■ Exercise details
Copy each line where the word "your" occurs.

— Start —

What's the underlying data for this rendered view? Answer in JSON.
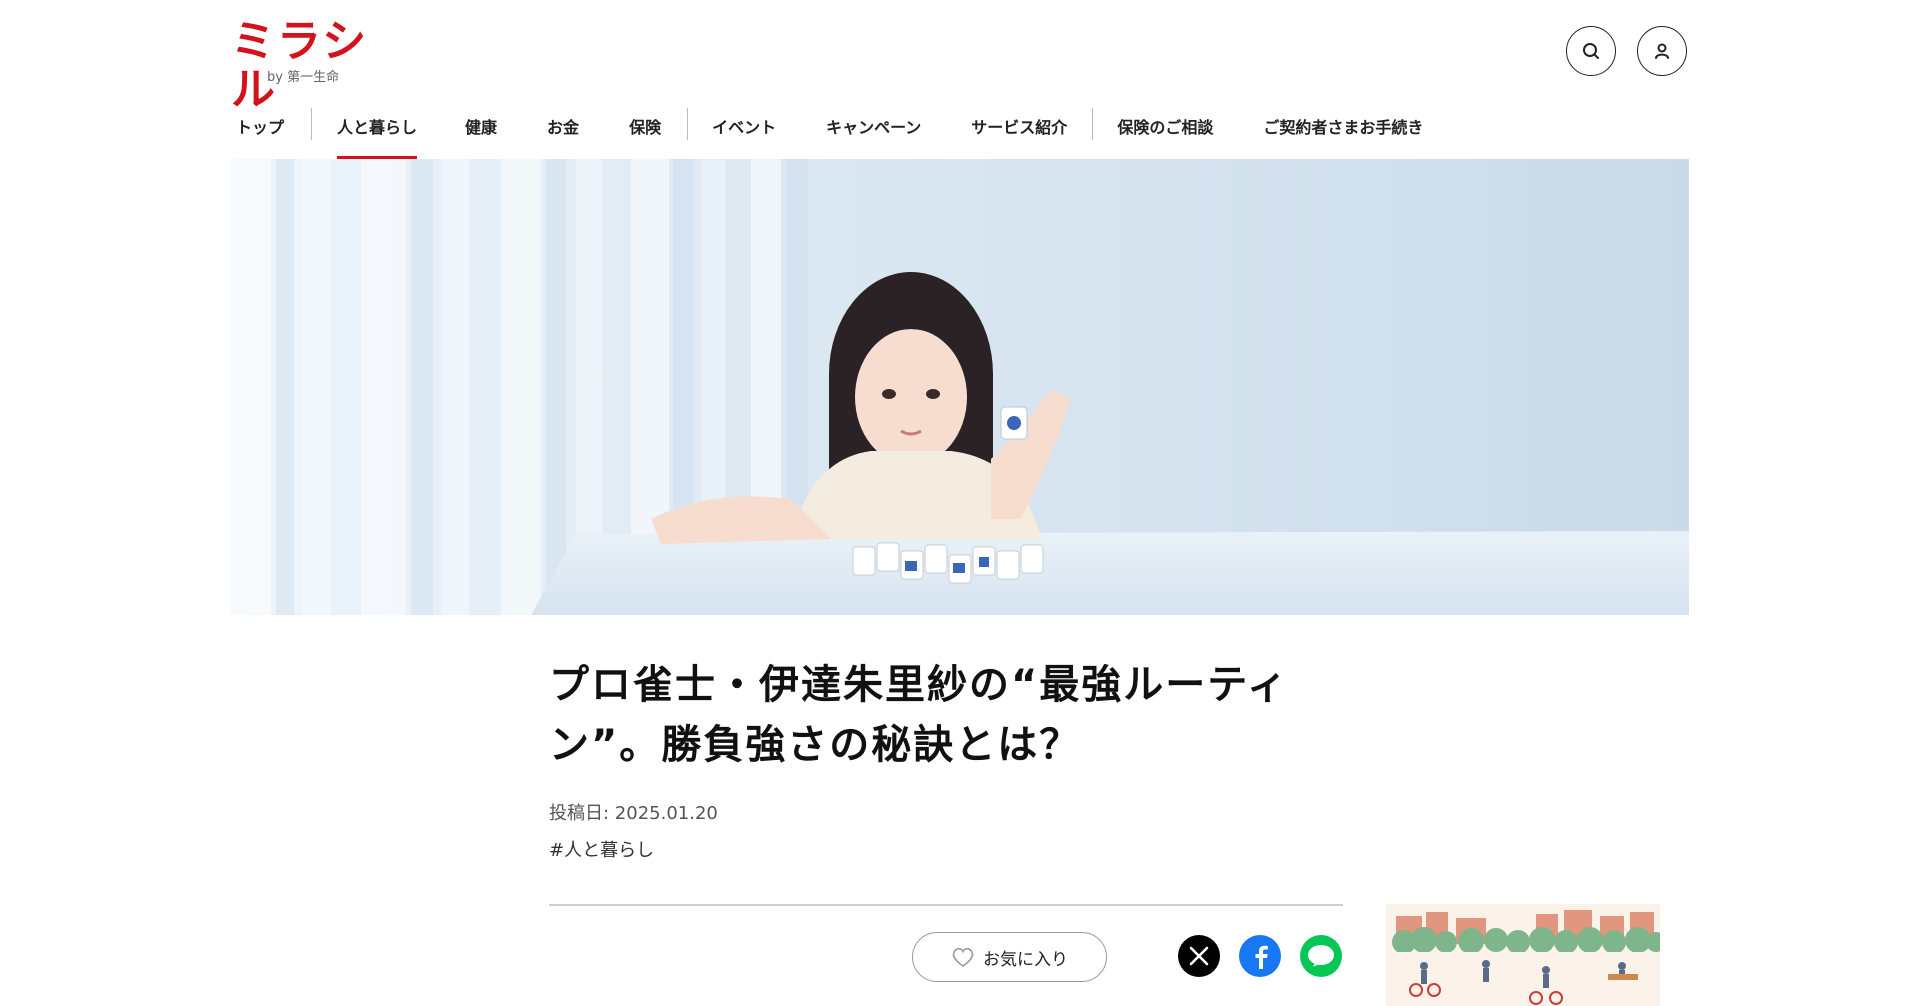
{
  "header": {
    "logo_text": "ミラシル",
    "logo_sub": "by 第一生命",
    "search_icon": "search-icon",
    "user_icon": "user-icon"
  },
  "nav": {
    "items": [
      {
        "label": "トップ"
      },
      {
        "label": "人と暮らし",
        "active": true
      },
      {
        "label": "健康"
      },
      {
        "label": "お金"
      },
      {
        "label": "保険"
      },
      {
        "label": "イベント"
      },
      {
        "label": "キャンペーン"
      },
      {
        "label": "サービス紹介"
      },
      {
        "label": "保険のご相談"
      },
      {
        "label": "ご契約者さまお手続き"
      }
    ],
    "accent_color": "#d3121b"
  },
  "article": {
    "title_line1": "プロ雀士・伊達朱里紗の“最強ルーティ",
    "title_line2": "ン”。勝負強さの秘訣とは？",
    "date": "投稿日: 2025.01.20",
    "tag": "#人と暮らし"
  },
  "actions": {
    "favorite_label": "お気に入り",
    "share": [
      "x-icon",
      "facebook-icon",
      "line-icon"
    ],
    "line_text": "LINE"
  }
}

— End —
— Start —

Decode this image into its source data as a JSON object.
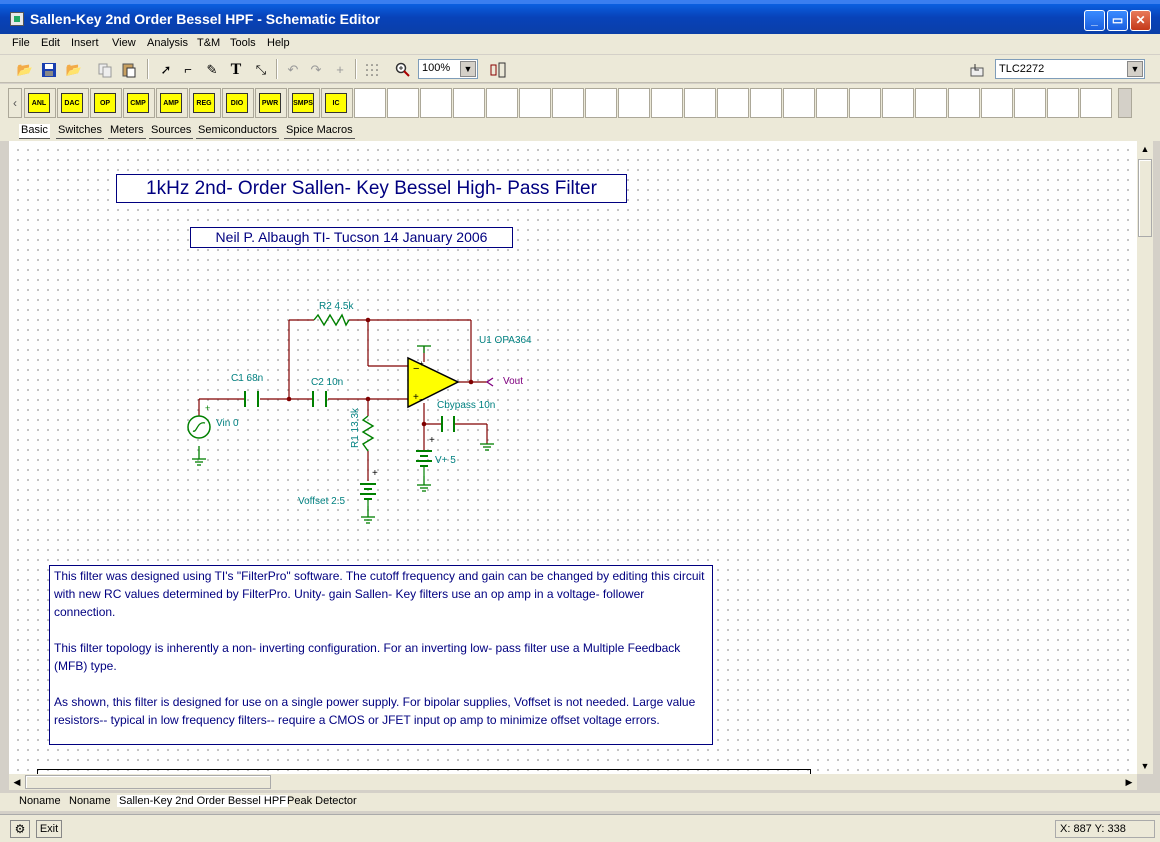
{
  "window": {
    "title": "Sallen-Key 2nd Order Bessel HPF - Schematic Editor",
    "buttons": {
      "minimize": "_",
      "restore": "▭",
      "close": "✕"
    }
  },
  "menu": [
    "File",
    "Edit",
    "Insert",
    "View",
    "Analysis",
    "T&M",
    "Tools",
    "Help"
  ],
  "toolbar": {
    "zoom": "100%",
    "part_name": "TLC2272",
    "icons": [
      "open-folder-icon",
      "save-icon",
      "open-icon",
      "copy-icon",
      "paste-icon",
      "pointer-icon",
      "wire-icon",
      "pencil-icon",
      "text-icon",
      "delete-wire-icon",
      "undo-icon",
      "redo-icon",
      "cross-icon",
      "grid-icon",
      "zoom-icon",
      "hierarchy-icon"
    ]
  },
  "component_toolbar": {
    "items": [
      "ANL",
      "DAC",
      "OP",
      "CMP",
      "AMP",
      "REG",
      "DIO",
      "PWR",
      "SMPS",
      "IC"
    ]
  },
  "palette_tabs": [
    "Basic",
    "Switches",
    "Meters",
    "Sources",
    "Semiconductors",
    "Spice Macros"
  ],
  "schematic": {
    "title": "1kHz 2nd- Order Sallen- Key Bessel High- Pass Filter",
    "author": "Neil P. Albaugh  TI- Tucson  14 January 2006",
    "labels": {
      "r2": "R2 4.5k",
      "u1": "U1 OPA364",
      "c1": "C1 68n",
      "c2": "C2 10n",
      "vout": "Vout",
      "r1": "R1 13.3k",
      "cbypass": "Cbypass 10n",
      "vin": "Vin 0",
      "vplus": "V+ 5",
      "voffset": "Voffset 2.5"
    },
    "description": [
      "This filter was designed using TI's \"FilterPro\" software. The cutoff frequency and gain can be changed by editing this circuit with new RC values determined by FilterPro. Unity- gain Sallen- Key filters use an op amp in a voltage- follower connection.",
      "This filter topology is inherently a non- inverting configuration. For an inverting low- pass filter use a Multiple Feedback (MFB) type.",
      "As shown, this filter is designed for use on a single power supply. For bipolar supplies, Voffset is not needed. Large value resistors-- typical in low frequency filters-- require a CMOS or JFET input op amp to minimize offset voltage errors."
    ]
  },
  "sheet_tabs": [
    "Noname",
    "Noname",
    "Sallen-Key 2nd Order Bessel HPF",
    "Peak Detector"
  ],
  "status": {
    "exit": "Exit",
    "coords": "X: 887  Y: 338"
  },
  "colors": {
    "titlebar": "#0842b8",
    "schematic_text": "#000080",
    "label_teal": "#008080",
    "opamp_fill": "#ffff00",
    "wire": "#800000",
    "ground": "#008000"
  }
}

— End —
— Start —

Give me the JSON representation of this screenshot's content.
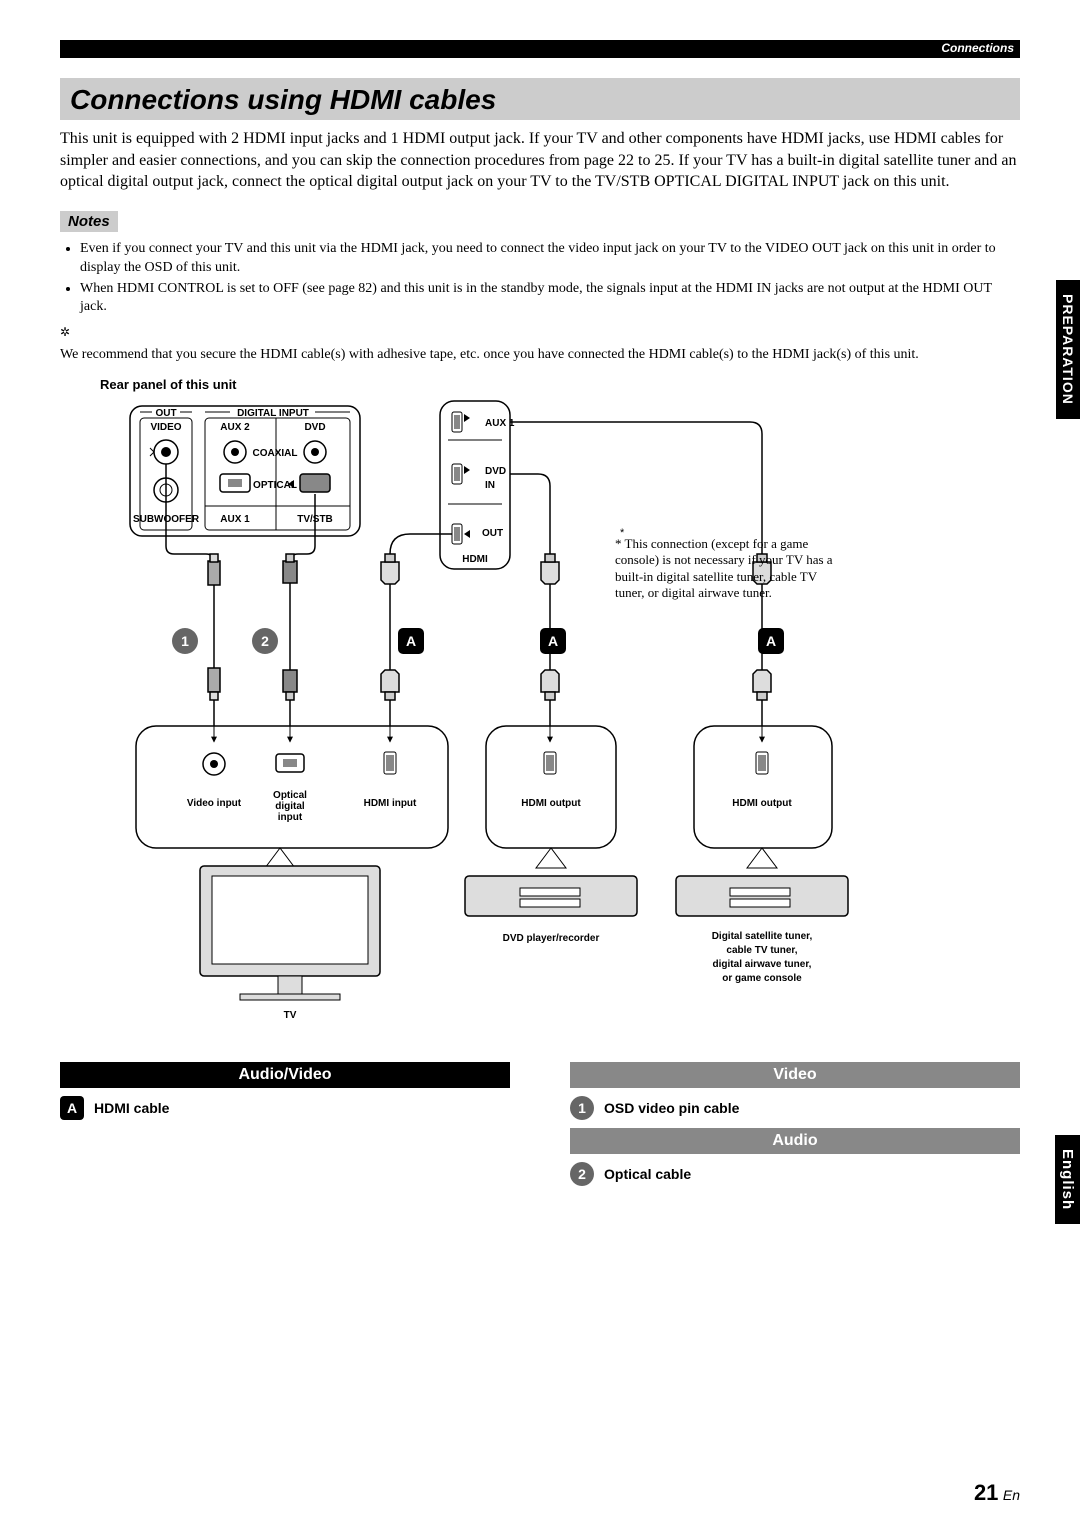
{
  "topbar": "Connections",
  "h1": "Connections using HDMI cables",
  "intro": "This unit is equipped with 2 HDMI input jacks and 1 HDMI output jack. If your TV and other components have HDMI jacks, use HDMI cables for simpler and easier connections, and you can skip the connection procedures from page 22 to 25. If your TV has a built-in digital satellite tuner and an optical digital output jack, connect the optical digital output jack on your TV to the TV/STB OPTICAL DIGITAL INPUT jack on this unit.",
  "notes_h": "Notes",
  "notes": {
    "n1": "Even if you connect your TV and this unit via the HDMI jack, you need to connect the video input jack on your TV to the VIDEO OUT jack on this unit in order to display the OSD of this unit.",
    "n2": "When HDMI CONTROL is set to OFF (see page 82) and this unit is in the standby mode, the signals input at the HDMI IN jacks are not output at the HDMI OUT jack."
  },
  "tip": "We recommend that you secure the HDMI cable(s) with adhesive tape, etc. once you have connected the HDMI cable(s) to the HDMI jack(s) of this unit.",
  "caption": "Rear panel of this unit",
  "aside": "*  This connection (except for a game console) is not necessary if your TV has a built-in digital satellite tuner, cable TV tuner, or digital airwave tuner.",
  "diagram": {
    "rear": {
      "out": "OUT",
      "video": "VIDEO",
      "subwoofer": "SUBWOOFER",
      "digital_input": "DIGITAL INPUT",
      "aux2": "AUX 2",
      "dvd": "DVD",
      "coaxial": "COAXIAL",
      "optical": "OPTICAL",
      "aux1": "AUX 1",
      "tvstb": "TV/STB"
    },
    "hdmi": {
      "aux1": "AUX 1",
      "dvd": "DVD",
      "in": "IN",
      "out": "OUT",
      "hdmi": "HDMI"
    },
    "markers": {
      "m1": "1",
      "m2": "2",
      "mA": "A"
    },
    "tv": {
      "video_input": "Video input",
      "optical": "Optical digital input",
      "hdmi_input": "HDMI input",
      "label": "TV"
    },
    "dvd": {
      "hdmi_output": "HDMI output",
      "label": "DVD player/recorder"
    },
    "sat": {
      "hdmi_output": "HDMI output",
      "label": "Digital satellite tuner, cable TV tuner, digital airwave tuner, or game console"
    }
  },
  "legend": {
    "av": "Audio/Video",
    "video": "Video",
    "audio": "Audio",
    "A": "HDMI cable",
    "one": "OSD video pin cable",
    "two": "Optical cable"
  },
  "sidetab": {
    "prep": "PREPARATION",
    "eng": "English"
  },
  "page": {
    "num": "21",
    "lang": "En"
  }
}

— End —

■ Result of this exercise
  "intro": "This unit is equipped with 2 HDMI input jacks and 1 HDMI output jack. If your TV and other components have HDMI jacks, use HDMI cables for simpler and easier connections, and you can skip the connection procedures from page 22 to 25. If your TV has a built-in digital satellite tuner and an optical digital output jack, connect the optical digital output jack on your TV to the TV/STB OPTICAL DIGITAL INPUT jack on this unit.",
    "n1": "Even if you connect your TV and this unit via the HDMI jack, you need to connect the video input jack on your TV to the VIDEO OUT jack on this unit in order to display the OSD of this unit.",
  "aside": "*  This connection (except for a game console) is not necessary if your TV has a built-in digital satellite tuner, cable TV tuner, or digital airwave tuner.",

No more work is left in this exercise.